→ WHAT TO DO: The records are to be restated in their entirety, word for word.

··· DATA FOR THIS EXERCISE

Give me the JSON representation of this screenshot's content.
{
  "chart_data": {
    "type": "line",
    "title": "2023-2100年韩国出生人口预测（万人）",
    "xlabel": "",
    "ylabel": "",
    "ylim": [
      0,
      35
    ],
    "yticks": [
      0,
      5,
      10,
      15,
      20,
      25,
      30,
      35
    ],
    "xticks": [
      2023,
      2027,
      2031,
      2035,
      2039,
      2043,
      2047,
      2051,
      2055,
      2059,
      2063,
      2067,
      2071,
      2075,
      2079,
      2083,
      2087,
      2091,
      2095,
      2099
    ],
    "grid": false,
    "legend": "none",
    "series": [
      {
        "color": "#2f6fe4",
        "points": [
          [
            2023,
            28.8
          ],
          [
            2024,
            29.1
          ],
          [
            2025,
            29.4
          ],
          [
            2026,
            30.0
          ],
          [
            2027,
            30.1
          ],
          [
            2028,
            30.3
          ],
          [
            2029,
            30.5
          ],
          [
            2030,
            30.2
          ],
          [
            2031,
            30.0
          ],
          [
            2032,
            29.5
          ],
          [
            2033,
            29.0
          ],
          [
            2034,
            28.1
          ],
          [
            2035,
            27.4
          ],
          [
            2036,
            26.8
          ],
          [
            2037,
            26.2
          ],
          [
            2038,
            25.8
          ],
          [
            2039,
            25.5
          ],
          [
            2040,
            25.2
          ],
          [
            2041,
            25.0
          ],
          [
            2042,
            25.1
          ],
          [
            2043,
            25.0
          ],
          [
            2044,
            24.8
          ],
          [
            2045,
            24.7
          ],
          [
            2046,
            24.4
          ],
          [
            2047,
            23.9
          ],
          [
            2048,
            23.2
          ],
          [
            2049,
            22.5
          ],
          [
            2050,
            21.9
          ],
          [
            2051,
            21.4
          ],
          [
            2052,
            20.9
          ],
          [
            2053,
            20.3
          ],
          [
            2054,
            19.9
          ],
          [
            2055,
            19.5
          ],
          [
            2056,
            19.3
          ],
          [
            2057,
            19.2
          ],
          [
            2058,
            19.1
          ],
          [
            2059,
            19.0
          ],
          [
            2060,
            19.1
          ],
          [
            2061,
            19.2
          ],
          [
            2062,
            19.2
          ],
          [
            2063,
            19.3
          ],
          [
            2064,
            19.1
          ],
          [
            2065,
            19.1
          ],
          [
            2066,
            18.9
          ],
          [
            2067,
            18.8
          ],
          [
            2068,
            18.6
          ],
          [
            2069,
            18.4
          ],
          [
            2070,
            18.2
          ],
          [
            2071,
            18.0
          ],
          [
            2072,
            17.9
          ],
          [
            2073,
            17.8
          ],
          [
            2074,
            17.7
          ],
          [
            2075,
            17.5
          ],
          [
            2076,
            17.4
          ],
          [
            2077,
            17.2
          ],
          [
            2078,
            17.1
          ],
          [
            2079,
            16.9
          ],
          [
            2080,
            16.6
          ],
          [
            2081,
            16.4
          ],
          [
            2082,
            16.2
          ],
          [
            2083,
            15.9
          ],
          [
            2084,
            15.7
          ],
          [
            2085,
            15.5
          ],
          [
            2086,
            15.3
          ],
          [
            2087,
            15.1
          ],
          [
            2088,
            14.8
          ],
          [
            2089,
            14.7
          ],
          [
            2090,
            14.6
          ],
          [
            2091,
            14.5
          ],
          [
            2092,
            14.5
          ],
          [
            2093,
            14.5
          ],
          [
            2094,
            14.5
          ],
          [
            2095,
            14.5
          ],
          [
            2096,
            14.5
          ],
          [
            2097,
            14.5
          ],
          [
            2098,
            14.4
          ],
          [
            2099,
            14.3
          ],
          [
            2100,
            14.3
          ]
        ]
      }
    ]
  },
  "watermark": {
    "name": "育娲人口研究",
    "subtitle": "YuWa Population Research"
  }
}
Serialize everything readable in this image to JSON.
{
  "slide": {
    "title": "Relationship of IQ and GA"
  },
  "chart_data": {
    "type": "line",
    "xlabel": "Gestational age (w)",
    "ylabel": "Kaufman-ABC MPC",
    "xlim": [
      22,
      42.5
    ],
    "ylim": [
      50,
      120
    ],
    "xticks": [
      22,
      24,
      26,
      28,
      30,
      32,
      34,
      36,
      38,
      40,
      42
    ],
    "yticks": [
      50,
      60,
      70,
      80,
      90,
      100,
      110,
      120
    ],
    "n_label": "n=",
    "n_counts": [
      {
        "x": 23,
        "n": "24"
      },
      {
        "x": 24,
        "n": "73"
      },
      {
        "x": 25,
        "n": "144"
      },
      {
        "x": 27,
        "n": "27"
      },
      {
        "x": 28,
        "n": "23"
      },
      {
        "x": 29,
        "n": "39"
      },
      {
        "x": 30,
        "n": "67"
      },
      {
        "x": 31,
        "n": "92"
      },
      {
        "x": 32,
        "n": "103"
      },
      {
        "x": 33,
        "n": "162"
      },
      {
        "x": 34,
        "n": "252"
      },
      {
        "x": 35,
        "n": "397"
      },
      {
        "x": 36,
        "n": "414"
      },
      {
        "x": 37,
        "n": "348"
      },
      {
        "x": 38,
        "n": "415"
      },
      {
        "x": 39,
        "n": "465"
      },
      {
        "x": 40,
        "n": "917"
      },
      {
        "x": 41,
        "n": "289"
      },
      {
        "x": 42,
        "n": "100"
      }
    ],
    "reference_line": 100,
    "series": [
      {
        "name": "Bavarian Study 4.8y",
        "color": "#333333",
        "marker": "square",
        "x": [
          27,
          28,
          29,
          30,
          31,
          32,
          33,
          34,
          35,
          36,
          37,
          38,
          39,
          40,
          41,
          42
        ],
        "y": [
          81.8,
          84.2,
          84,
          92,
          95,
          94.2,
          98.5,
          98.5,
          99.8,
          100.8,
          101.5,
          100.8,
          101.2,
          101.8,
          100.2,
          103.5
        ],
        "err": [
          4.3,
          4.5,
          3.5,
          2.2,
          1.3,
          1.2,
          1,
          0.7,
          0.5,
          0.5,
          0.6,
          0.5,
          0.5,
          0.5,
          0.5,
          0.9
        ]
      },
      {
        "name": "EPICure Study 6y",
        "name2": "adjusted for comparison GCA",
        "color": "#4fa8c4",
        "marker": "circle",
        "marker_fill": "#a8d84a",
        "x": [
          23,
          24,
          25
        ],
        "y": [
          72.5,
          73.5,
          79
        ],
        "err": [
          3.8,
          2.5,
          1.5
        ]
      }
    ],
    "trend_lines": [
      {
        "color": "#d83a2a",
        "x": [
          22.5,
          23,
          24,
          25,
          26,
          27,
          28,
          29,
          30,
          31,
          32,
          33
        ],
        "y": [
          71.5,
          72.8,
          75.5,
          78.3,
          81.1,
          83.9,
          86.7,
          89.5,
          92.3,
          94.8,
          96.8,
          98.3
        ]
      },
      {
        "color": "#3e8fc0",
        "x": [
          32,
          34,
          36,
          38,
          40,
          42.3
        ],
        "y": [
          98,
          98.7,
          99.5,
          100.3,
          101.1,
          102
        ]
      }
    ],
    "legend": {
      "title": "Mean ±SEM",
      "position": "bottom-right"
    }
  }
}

······

→ SOLVED EXERCISE:
Give me the JSON representation of this screenshot's content.
{
  "chart_data": {
    "type": "line",
    "title": "2023-2100年韩国出生人口预测（万人）",
    "xlabel": "",
    "ylabel": "",
    "ylim": [
      0,
      35
    ],
    "yticks": [
      0,
      5,
      10,
      15,
      20,
      25,
      30,
      35
    ],
    "xticks": [
      2023,
      2027,
      2031,
      2035,
      2039,
      2043,
      2047,
      2051,
      2055,
      2059,
      2063,
      2067,
      2071,
      2075,
      2079,
      2083,
      2087,
      2091,
      2095,
      2099
    ],
    "grid": false,
    "legend": "none",
    "series": [
      {
        "color": "#2f6fe4",
        "points": [
          [
            2023,
            28.8
          ],
          [
            2024,
            29.1
          ],
          [
            2025,
            29.4
          ],
          [
            2026,
            30.0
          ],
          [
            2027,
            30.1
          ],
          [
            2028,
            30.3
          ],
          [
            2029,
            30.5
          ],
          [
            2030,
            30.2
          ],
          [
            2031,
            30.0
          ],
          [
            2032,
            29.5
          ],
          [
            2033,
            29.0
          ],
          [
            2034,
            28.1
          ],
          [
            2035,
            27.4
          ],
          [
            2036,
            26.8
          ],
          [
            2037,
            26.2
          ],
          [
            2038,
            25.8
          ],
          [
            2039,
            25.5
          ],
          [
            2040,
            25.2
          ],
          [
            2041,
            25.0
          ],
          [
            2042,
            25.1
          ],
          [
            2043,
            25.0
          ],
          [
            2044,
            24.8
          ],
          [
            2045,
            24.7
          ],
          [
            2046,
            24.4
          ],
          [
            2047,
            23.9
          ],
          [
            2048,
            23.2
          ],
          [
            2049,
            22.5
          ],
          [
            2050,
            21.9
          ],
          [
            2051,
            21.4
          ],
          [
            2052,
            20.9
          ],
          [
            2053,
            20.3
          ],
          [
            2054,
            19.9
          ],
          [
            2055,
            19.5
          ],
          [
            2056,
            19.3
          ],
          [
            2057,
            19.2
          ],
          [
            2058,
            19.1
          ],
          [
            2059,
            19.0
          ],
          [
            2060,
            19.1
          ],
          [
            2061,
            19.2
          ],
          [
            2062,
            19.2
          ],
          [
            2063,
            19.3
          ],
          [
            2064,
            19.1
          ],
          [
            2065,
            19.1
          ],
          [
            2066,
            18.9
          ],
          [
            2067,
            18.8
          ],
          [
            2068,
            18.6
          ],
          [
            2069,
            18.4
          ],
          [
            2070,
            18.2
          ],
          [
            2071,
            18.0
          ],
          [
            2072,
            17.9
          ],
          [
            2073,
            17.8
          ],
          [
            2074,
            17.7
          ],
          [
            2075,
            17.5
          ],
          [
            2076,
            17.4
          ],
          [
            2077,
            17.2
          ],
          [
            2078,
            17.1
          ],
          [
            2079,
            16.9
          ],
          [
            2080,
            16.6
          ],
          [
            2081,
            16.4
          ],
          [
            2082,
            16.2
          ],
          [
            2083,
            15.9
          ],
          [
            2084,
            15.7
          ],
          [
            2085,
            15.5
          ],
          [
            2086,
            15.3
          ],
          [
            2087,
            15.1
          ],
          [
            2088,
            14.8
          ],
          [
            2089,
            14.7
          ],
          [
            2090,
            14.6
          ],
          [
            2091,
            14.5
          ],
          [
            2092,
            14.5
          ],
          [
            2093,
            14.5
          ],
          [
            2094,
            14.5
          ],
          [
            2095,
            14.5
          ],
          [
            2096,
            14.5
          ],
          [
            2097,
            14.5
          ],
          [
            2098,
            14.4
          ],
          [
            2099,
            14.3
          ],
          [
            2100,
            14.3
          ]
        ]
      }
    ]
  },
  "watermark": {
    "name": "育娲人口研究",
    "subtitle": "YuWa Population Research"
  }
}
Serialize everything readable in this image to JSON.
{
  "slide": {
    "title": "Relationship of IQ and GA"
  },
  "chart_data": {
    "type": "line",
    "xlabel": "Gestational age (w)",
    "ylabel": "Kaufman-ABC MPC",
    "xlim": [
      22,
      42.5
    ],
    "ylim": [
      50,
      120
    ],
    "xticks": [
      22,
      24,
      26,
      28,
      30,
      32,
      34,
      36,
      38,
      40,
      42
    ],
    "yticks": [
      50,
      60,
      70,
      80,
      90,
      100,
      110,
      120
    ],
    "n_label": "n=",
    "n_counts": [
      {
        "x": 23,
        "n": "24"
      },
      {
        "x": 24,
        "n": "73"
      },
      {
        "x": 25,
        "n": "144"
      },
      {
        "x": 27,
        "n": "27"
      },
      {
        "x": 28,
        "n": "23"
      },
      {
        "x": 29,
        "n": "39"
      },
      {
        "x": 30,
        "n": "67"
      },
      {
        "x": 31,
        "n": "92"
      },
      {
        "x": 32,
        "n": "103"
      },
      {
        "x": 33,
        "n": "162"
      },
      {
        "x": 34,
        "n": "252"
      },
      {
        "x": 35,
        "n": "397"
      },
      {
        "x": 36,
        "n": "414"
      },
      {
        "x": 37,
        "n": "348"
      },
      {
        "x": 38,
        "n": "415"
      },
      {
        "x": 39,
        "n": "465"
      },
      {
        "x": 40,
        "n": "917"
      },
      {
        "x": 41,
        "n": "289"
      },
      {
        "x": 42,
        "n": "100"
      }
    ],
    "reference_line": 100,
    "series": [
      {
        "name": "Bavarian Study 4.8y",
        "color": "#333333",
        "marker": "square",
        "x": [
          27,
          28,
          29,
          30,
          31,
          32,
          33,
          34,
          35,
          36,
          37,
          38,
          39,
          40,
          41,
          42
        ],
        "y": [
          81.8,
          84.2,
          84,
          92,
          95,
          94.2,
          98.5,
          98.5,
          99.8,
          100.8,
          101.5,
          100.8,
          101.2,
          101.8,
          100.2,
          103.5
        ],
        "err": [
          4.3,
          4.5,
          3.5,
          2.2,
          1.3,
          1.2,
          1,
          0.7,
          0.5,
          0.5,
          0.6,
          0.5,
          0.5,
          0.5,
          0.5,
          0.9
        ]
      },
      {
        "name": "EPICure Study 6y",
        "name2": "adjusted for comparison GCA",
        "color": "#4fa8c4",
        "marker": "circle",
        "marker_fill": "#a8d84a",
        "x": [
          23,
          24,
          25
        ],
        "y": [
          72.5,
          73.5,
          79
        ],
        "err": [
          3.8,
          2.5,
          1.5
        ]
      }
    ],
    "trend_lines": [
      {
        "color": "#d83a2a",
        "x": [
          22.5,
          23,
          24,
          25,
          26,
          27,
          28,
          29,
          30,
          31,
          32,
          33
        ],
        "y": [
          71.5,
          72.8,
          75.5,
          78.3,
          81.1,
          83.9,
          86.7,
          89.5,
          92.3,
          94.8,
          96.8,
          98.3
        ]
      },
      {
        "color": "#3e8fc0",
        "x": [
          32,
          34,
          36,
          38,
          40,
          42.3
        ],
        "y": [
          98,
          98.7,
          99.5,
          100.3,
          101.1,
          102
        ]
      }
    ],
    "legend": {
      "title": "Mean ±SEM",
      "position": "bottom-right"
    }
  }
}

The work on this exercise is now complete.